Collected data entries
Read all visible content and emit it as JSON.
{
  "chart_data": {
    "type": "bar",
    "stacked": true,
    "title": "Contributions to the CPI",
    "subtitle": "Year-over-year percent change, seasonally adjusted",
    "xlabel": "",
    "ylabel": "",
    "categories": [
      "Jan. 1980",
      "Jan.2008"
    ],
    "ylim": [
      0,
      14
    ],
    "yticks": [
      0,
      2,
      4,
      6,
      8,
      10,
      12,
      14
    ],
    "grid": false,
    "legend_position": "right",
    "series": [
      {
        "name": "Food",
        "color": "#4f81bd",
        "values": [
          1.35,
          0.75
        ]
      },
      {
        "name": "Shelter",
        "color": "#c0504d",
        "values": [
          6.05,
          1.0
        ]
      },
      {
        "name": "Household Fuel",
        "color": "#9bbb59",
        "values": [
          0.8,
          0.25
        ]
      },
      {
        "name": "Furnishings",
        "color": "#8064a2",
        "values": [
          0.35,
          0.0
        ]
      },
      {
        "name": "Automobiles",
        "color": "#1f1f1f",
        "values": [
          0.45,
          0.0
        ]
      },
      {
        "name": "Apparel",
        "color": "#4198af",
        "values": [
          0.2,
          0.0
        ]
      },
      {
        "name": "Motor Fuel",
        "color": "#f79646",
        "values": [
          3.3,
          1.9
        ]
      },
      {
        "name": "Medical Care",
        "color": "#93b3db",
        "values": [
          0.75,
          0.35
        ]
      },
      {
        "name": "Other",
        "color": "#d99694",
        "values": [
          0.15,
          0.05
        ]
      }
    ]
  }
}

What you have to do. What is the number of lines in this listing that contain the word "name"? Answer with that number and nothing else.

Full output. 9